Look through the data below and say how many of its lines contain "this", adding nothing else.
━━━ DATA EXCERPTS ━━━
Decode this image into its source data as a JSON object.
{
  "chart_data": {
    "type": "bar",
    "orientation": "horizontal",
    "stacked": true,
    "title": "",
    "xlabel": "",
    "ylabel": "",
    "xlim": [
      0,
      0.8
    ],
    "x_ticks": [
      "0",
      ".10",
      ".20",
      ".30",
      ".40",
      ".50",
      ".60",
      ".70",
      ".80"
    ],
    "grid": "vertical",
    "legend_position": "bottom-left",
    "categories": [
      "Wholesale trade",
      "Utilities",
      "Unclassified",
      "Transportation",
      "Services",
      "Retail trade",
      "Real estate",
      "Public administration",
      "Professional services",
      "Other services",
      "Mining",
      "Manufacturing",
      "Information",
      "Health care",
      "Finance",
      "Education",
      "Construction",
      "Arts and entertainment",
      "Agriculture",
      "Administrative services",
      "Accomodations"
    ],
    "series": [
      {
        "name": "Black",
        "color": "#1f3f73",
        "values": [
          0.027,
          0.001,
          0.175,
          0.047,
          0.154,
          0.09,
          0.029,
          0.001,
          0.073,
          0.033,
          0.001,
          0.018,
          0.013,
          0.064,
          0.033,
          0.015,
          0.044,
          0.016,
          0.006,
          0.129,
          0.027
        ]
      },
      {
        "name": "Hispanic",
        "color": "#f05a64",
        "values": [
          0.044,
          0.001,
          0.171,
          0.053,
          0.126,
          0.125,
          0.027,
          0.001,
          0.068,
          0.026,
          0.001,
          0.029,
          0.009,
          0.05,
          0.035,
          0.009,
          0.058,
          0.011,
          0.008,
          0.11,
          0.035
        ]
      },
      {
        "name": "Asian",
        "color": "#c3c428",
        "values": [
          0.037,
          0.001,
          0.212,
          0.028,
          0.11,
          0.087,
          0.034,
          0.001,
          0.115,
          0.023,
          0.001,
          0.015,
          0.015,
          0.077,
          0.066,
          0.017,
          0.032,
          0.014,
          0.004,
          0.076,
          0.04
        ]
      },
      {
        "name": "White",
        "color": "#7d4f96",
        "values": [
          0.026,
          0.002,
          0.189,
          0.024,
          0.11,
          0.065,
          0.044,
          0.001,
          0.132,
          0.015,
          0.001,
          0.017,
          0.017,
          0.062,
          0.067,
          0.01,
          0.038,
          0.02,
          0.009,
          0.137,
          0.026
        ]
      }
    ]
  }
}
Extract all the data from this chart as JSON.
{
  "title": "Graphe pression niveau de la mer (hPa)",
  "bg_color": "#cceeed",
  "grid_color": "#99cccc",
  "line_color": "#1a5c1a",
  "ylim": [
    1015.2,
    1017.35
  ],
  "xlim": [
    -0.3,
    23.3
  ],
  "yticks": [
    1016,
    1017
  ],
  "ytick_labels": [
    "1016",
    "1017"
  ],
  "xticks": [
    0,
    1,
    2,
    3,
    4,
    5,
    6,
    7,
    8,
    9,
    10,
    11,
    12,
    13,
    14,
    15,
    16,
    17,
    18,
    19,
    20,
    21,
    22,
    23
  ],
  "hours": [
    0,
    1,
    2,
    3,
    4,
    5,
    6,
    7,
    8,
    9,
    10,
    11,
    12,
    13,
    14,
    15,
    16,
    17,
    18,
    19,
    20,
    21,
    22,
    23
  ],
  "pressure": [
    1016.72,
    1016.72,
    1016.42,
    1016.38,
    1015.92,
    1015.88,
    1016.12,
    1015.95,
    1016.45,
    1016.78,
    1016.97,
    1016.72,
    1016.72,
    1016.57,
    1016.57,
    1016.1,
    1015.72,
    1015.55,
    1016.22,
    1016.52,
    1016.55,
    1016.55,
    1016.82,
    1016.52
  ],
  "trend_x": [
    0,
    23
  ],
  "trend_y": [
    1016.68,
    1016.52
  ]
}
━━━
## TASK RESPONSE
2